* PAGE TEXT
▬▬▬

Grated Fennel Relish Recipe

June 12, 2013(updated on May 30, 2024)

This grated fennel relish is one of the easiest canning projects out there and the finished product tastes so darn good. If you like crunchy, tangy, forkable preserves, you should make it!

fennel relish close-up

I am of the opinion that relish is one of the least-loved preserves on the condiment spectrum. I’m not exactly sure why this is the case, since it’s dead easy to make, uses up a ton of produce, and is a team player of an ingredient (with a jar of relish, you can make tartar sauce, salad dressing, or just a nice topping for grilled fish or chicken).

I’m afraid that I haven’t helped the cause of relish much over the years, as I’ve posted just one other recipe in all the years I’ve been writing this site. I think it’s high time to change all that.

two pounds of trimmed fennel

For this debut relish of the summer, I come bearing a recipe for grated fennel relish. Now, I realize that not everyone likes fennel (including my mother, who actively avoids anything in the fennel/anise/licorice family), but I’m a huge fan. I regularly slice it thinly and quickly pickle it and was ready to take the next step and preserve it for a longer length of time.

▬▬▬

* SUPPLIED DATA
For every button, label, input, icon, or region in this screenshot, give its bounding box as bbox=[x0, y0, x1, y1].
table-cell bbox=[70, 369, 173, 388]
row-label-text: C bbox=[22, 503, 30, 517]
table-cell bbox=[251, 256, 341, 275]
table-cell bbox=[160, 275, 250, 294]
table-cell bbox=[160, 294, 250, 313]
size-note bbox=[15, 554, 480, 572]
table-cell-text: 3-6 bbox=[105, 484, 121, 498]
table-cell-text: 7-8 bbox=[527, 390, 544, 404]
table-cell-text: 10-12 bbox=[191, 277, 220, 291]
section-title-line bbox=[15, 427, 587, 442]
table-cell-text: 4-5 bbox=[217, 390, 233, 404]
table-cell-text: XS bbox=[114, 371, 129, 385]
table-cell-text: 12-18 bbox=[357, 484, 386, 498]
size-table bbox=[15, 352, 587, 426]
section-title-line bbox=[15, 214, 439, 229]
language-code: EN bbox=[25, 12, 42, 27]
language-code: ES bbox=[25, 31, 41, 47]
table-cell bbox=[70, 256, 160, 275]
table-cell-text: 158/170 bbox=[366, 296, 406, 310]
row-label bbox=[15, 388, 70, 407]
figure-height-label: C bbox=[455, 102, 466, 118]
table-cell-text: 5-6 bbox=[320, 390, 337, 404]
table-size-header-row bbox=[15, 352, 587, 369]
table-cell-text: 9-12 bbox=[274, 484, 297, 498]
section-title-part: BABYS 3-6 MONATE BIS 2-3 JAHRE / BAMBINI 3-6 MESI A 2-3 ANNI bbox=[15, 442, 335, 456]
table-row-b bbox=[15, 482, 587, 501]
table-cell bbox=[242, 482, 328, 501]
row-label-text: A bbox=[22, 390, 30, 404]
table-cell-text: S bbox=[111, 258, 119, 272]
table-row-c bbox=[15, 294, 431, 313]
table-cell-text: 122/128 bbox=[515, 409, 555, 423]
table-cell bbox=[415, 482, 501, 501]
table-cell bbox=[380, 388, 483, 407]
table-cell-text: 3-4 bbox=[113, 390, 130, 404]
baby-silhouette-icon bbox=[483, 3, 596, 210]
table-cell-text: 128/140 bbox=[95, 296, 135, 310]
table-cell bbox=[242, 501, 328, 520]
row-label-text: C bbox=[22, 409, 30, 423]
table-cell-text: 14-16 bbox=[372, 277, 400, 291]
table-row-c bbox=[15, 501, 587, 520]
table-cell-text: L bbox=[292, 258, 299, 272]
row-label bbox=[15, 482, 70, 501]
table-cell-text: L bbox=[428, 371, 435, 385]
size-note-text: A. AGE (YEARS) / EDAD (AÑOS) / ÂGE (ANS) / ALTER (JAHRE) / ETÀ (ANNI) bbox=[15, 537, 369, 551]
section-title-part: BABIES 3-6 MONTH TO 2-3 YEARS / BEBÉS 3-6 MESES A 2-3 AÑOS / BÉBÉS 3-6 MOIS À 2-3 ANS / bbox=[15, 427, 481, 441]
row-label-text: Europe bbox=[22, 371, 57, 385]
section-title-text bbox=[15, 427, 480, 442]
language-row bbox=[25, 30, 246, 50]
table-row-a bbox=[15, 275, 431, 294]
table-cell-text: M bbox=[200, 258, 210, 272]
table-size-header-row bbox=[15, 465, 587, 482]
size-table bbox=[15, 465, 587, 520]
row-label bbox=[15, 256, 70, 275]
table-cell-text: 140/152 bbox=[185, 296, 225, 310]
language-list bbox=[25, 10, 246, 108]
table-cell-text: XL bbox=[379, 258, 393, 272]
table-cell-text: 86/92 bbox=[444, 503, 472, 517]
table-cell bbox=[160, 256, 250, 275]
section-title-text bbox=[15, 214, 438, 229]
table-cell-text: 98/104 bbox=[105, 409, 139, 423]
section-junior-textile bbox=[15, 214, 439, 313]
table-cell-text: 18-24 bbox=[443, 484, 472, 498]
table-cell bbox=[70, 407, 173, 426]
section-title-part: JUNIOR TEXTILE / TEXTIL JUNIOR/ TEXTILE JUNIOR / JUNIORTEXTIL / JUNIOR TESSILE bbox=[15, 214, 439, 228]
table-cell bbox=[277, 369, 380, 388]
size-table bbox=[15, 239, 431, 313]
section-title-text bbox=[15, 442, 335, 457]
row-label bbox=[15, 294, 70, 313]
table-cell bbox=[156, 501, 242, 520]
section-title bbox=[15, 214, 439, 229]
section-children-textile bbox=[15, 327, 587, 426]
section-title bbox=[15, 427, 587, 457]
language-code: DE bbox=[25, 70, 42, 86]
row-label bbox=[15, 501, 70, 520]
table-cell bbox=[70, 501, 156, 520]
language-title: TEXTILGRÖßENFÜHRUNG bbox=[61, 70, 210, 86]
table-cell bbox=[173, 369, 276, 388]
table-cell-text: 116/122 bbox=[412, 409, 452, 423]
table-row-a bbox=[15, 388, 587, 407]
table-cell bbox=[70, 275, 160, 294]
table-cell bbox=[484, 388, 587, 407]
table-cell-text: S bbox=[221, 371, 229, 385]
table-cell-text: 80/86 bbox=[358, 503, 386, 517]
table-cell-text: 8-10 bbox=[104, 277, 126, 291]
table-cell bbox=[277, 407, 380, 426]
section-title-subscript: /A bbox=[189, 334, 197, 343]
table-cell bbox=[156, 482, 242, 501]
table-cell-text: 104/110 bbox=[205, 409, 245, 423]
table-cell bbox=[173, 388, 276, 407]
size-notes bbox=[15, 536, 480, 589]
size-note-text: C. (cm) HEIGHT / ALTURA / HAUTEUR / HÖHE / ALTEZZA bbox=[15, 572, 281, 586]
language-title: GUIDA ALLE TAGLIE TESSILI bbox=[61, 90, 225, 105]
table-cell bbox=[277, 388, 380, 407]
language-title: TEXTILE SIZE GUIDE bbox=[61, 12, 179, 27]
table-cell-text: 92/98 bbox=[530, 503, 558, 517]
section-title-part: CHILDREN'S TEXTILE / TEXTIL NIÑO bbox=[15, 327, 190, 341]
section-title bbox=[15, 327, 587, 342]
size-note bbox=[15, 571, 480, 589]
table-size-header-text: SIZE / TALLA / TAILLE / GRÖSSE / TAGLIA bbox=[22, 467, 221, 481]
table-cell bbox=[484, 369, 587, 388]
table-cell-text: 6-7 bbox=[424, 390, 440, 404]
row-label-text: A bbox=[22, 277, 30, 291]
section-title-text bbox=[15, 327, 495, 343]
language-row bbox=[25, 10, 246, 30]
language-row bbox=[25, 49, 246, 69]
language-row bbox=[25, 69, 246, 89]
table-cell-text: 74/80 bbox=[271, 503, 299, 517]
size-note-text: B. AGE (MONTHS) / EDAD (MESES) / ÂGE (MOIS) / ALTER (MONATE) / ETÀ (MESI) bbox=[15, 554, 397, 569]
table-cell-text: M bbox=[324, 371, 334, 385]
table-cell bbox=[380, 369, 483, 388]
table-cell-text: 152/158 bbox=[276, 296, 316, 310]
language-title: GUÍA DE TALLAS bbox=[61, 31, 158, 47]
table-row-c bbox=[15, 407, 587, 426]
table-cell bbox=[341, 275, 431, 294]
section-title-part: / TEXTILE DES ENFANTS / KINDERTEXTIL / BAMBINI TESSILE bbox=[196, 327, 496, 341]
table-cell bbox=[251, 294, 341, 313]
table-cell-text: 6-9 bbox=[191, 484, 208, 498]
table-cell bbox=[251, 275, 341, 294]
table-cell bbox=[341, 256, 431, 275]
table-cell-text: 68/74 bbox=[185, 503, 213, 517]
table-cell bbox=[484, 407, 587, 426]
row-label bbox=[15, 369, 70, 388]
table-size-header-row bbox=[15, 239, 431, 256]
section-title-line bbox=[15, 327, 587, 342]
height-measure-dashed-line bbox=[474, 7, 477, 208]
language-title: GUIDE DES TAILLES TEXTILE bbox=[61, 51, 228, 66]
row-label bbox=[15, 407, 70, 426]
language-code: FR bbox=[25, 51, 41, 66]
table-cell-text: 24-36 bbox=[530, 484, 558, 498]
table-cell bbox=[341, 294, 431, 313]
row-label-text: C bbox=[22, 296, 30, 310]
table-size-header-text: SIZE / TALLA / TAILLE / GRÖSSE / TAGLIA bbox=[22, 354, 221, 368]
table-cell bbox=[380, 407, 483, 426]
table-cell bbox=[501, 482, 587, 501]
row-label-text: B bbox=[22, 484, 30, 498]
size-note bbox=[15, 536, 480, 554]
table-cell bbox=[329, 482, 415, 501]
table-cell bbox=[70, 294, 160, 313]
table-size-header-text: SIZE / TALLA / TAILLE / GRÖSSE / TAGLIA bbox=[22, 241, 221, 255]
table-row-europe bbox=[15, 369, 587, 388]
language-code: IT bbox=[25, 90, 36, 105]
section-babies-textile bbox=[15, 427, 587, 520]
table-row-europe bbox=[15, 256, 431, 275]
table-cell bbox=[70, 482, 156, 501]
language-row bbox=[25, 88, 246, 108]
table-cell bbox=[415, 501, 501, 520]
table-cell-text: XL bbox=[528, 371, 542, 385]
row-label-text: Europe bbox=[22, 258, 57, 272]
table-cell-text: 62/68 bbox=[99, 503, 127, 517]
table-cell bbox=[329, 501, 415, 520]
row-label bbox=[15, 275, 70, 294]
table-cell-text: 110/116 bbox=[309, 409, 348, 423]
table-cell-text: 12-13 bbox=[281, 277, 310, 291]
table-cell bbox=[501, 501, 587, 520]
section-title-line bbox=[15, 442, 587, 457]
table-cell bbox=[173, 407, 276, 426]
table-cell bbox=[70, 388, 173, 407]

▬▬▬

* WHAT THE EXERCISE ASKS
Render this sentence from the fennel relish recipe into French: "I think it's high time to change all that." The material shown above is not required.

* REPLY TO THE EXERCISE
Je pense qu'il est grand temps de changer tout cela.